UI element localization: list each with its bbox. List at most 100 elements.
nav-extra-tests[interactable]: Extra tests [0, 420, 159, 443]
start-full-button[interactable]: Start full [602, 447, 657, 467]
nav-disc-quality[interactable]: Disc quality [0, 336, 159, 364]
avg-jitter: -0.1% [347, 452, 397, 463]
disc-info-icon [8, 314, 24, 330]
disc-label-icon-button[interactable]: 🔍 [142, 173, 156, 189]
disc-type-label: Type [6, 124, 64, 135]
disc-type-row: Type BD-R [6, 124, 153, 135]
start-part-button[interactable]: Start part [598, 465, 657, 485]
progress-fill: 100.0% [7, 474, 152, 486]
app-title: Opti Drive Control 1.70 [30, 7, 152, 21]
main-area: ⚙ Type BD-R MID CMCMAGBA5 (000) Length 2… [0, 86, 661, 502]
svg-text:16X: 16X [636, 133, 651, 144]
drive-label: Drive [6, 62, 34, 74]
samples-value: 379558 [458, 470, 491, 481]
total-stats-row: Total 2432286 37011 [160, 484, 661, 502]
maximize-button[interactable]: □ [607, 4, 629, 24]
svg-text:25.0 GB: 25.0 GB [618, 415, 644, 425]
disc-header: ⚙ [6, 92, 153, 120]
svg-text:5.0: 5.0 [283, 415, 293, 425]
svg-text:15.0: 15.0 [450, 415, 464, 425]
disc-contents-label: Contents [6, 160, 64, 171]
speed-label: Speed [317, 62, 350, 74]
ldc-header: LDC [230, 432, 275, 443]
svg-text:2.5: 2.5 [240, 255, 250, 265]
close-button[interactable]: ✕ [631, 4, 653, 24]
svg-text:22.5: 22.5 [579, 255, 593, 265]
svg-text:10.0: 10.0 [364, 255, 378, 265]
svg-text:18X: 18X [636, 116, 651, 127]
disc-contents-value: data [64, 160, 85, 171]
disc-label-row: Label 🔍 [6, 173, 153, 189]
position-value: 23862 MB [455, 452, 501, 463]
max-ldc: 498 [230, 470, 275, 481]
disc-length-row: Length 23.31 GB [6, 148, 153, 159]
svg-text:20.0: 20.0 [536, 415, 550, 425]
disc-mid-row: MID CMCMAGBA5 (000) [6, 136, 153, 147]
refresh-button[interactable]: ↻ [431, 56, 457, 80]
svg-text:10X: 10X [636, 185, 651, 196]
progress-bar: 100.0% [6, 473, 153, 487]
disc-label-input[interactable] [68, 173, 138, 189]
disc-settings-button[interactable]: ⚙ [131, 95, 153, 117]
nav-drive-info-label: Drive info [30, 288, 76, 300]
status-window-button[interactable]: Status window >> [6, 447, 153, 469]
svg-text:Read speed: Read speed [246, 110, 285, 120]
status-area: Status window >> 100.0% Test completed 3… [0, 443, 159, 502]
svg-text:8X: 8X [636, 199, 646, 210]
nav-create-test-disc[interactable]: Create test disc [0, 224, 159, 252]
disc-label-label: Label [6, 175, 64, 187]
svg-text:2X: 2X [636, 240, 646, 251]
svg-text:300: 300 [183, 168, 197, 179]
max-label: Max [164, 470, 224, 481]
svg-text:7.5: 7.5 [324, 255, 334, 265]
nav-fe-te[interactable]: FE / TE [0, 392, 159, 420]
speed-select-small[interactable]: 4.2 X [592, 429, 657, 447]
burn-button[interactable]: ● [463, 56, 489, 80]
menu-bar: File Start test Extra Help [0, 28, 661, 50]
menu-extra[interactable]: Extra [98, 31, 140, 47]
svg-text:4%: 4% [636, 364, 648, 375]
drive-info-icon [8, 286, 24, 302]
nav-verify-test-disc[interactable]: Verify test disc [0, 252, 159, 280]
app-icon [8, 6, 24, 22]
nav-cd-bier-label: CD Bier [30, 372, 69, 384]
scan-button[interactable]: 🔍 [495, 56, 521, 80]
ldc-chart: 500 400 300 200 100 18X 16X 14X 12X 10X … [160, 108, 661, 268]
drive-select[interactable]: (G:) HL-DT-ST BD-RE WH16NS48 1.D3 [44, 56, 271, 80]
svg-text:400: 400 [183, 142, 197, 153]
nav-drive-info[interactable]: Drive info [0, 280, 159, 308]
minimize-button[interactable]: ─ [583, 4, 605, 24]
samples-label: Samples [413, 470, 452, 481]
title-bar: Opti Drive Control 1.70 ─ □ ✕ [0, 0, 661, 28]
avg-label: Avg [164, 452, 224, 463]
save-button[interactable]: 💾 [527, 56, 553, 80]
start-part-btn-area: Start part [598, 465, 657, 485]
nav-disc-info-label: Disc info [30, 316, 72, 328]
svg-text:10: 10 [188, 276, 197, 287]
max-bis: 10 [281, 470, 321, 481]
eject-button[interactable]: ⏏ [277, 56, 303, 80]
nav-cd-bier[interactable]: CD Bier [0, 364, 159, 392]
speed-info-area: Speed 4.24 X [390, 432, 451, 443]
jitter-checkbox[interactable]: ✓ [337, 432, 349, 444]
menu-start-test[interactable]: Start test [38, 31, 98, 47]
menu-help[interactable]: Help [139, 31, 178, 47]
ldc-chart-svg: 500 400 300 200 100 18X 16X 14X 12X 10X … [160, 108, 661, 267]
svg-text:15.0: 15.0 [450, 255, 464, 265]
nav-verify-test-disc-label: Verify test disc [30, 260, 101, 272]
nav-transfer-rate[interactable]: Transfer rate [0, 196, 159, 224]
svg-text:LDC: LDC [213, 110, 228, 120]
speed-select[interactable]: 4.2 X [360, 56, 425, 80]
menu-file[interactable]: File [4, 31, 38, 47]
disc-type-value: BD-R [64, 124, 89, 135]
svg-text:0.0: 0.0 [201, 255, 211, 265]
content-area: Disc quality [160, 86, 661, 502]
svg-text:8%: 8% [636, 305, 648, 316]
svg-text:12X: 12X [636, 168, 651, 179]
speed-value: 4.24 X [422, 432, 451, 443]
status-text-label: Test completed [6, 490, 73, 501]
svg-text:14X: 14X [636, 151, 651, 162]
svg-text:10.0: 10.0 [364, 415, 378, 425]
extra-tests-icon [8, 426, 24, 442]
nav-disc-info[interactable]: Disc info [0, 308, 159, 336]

- [TO BE DONE]
Please show every line of the material above that contains the string "Start", matching case exactly.

- [ANSWER FOR THE TASK]
start-full-button[interactable]: Start full [602, 447, 657, 467]
start-part-button[interactable]: Start part [598, 465, 657, 485]
menu-bar: File Start test Extra Help [0, 28, 661, 50]
start-part-btn-area: Start part [598, 465, 657, 485]
menu-start-test[interactable]: Start test [38, 31, 98, 47]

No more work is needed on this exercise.